Task input.
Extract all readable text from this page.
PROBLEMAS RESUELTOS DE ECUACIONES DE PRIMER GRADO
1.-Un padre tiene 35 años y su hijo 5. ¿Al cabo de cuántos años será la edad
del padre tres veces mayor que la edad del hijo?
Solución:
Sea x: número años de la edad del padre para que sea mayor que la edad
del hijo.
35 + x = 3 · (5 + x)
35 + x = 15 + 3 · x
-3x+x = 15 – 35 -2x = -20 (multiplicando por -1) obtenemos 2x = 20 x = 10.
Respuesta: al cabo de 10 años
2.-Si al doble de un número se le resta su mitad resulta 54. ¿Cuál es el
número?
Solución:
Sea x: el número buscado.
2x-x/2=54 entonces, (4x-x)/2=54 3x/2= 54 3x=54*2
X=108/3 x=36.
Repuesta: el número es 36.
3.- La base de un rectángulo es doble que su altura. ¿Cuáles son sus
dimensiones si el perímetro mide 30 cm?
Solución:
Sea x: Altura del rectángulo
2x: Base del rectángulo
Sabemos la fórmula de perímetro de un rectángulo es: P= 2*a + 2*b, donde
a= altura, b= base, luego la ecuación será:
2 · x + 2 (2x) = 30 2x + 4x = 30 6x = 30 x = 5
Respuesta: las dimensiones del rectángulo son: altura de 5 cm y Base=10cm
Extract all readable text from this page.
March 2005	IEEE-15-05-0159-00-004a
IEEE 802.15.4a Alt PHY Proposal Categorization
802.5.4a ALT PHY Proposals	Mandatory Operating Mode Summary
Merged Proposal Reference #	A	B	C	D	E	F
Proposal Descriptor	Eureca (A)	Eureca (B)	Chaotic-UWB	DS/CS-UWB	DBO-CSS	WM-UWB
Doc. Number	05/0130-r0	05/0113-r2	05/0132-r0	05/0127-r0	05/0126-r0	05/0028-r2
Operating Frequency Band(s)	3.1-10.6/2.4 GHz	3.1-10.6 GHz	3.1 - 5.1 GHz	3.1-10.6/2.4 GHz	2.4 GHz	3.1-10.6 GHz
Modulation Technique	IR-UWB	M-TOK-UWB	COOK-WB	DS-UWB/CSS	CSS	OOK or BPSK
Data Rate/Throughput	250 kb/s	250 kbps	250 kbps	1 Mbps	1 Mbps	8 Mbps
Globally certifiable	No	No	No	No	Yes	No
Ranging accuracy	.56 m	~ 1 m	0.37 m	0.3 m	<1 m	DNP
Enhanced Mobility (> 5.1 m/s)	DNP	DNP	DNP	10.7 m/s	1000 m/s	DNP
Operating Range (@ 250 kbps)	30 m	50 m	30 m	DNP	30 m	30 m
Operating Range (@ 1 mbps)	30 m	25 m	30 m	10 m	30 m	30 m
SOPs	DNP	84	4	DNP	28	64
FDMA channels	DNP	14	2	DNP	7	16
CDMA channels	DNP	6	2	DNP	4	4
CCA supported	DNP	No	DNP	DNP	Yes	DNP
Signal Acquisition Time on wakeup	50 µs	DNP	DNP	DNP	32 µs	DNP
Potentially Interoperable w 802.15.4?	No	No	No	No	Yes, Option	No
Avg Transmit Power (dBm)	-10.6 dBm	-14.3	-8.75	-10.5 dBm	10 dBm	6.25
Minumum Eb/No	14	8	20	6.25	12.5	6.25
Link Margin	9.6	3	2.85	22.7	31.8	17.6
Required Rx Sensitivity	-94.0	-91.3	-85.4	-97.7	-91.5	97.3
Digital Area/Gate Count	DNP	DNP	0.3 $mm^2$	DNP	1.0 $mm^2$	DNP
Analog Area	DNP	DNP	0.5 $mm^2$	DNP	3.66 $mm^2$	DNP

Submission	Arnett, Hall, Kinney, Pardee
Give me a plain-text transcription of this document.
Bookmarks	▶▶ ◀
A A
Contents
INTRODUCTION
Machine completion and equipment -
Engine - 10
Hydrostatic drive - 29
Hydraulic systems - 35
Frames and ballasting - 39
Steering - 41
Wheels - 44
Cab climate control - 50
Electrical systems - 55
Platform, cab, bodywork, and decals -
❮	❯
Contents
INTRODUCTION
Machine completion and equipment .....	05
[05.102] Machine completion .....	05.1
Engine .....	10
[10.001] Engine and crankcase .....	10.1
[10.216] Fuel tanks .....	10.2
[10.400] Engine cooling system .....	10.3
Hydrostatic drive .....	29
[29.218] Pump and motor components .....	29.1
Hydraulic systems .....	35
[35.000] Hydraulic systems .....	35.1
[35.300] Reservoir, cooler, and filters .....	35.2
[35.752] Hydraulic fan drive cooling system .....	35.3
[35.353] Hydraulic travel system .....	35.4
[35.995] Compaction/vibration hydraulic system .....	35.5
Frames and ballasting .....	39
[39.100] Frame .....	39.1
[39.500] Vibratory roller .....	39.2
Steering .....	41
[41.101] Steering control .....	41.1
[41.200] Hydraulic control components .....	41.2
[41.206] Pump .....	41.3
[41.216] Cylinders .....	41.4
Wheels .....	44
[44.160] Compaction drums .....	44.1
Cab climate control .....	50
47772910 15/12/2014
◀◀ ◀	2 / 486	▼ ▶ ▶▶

Given instruction. Take the data above and return it exactly.

Full output.
Extract all readable text from this page.
PROBLEMAS RESUELTOS DE ECUACIONES DE PRIMER GRADO
1.-Un padre tiene 35 años y su hijo 5. ¿Al cabo de cuántos años será la edad
del padre tres veces mayor que la edad del hijo?
Solución:
Sea x: número años de la edad del padre para que sea mayor que la edad
del hijo.
35 + x = 3 · (5 + x)
35 + x = 15 + 3 · x
-3x+x = 15 – 35 -2x = -20 (multiplicando por -1) obtenemos 2x = 20 x = 10.
Respuesta: al cabo de 10 años
2.-Si al doble de un número se le resta su mitad resulta 54. ¿Cuál es el
número?
Solución:
Sea x: el número buscado.
2x-x/2=54 entonces, (4x-x)/2=54 3x/2= 54 3x=54*2
X=108/3 x=36.
Repuesta: el número es 36.
3.- La base de un rectángulo es doble que su altura. ¿Cuáles son sus
dimensiones si el perímetro mide 30 cm?
Solución:
Sea x: Altura del rectángulo
2x: Base del rectángulo
Sabemos la fórmula de perímetro de un rectángulo es: P= 2*a + 2*b, donde
a= altura, b= base, luego la ecuación será:
2 · x + 2 (2x) = 30 2x + 4x = 30 6x = 30 x = 5
Respuesta: las dimensiones del rectángulo son: altura de 5 cm y Base=10cm
Extract all readable text from this page.
March 2005	IEEE-15-05-0159-00-004a
IEEE 802.15.4a Alt PHY Proposal Categorization
802.5.4a ALT PHY Proposals	Mandatory Operating Mode Summary
Merged Proposal Reference #	A	B	C	D	E	F
Proposal Descriptor	Eureca (A)	Eureca (B)	Chaotic-UWB	DS/CS-UWB	DBO-CSS	WM-UWB
Doc. Number	05/0130-r0	05/0113-r2	05/0132-r0	05/0127-r0	05/0126-r0	05/0028-r2
Operating Frequency Band(s)	3.1-10.6/2.4 GHz	3.1-10.6 GHz	3.1 - 5.1 GHz	3.1-10.6/2.4 GHz	2.4 GHz	3.1-10.6 GHz
Modulation Technique	IR-UWB	M-TOK-UWB	COOK-WB	DS-UWB/CSS	CSS	OOK or BPSK
Data Rate/Throughput	250 kb/s	250 kbps	250 kbps	1 Mbps	1 Mbps	8 Mbps
Globally certifiable	No	No	No	No	Yes	No
Ranging accuracy	.56 m	~ 1 m	0.37 m	0.3 m	<1 m	DNP
Enhanced Mobility (> 5.1 m/s)	DNP	DNP	DNP	10.7 m/s	1000 m/s	DNP
Operating Range (@ 250 kbps)	30 m	50 m	30 m	DNP	30 m	30 m
Operating Range (@ 1 mbps)	30 m	25 m	30 m	10 m	30 m	30 m
SOPs	DNP	84	4	DNP	28	64
FDMA channels	DNP	14	2	DNP	7	16
CDMA channels	DNP	6	2	DNP	4	4
CCA supported	DNP	No	DNP	DNP	Yes	DNP
Signal Acquisition Time on wakeup	50 µs	DNP	DNP	DNP	32 µs	DNP
Potentially Interoperable w 802.15.4?	No	No	No	No	Yes, Option	No
Avg Transmit Power (dBm)	-10.6 dBm	-14.3	-8.75	-10.5 dBm	10 dBm	6.25
Minumum Eb/No	14	8	20	6.25	12.5	6.25
Link Margin	9.6	3	2.85	22.7	31.8	17.6
Required Rx Sensitivity	-94.0	-91.3	-85.4	-97.7	-91.5	97.3
Digital Area/Gate Count	DNP	DNP	0.3 $mm^2$	DNP	1.0 $mm^2$	DNP
Analog Area	DNP	DNP	0.5 $mm^2$	DNP	3.66 $mm^2$	DNP

Submission	Arnett, Hall, Kinney, Pardee
Give me a plain-text transcription of this document.
Bookmarks	▶▶ ◀
A A
Contents
INTRODUCTION
Machine completion and equipment -
Engine - 10
Hydrostatic drive - 29
Hydraulic systems - 35
Frames and ballasting - 39
Steering - 41
Wheels - 44
Cab climate control - 50
Electrical systems - 55
Platform, cab, bodywork, and decals -
❮	❯
Contents
INTRODUCTION
Machine completion and equipment .....	05
[05.102] Machine completion .....	05.1
Engine .....	10
[10.001] Engine and crankcase .....	10.1
[10.216] Fuel tanks .....	10.2
[10.400] Engine cooling system .....	10.3
Hydrostatic drive .....	29
[29.218] Pump and motor components .....	29.1
Hydraulic systems .....	35
[35.000] Hydraulic systems .....	35.1
[35.300] Reservoir, cooler, and filters .....	35.2
[35.752] Hydraulic fan drive cooling system .....	35.3
[35.353] Hydraulic travel system .....	35.4
[35.995] Compaction/vibration hydraulic system .....	35.5
Frames and ballasting .....	39
[39.100] Frame .....	39.1
[39.500] Vibratory roller .....	39.2
Steering .....	41
[41.101] Steering control .....	41.1
[41.200] Hydraulic control components .....	41.2
[41.206] Pump .....	41.3
[41.216] Cylinders .....	41.4
Wheels .....	44
[44.160] Compaction drums .....	44.1
Cab climate control .....	50
47772910 15/12/2014
◀◀ ◀	2 / 486	▼ ▶ ▶▶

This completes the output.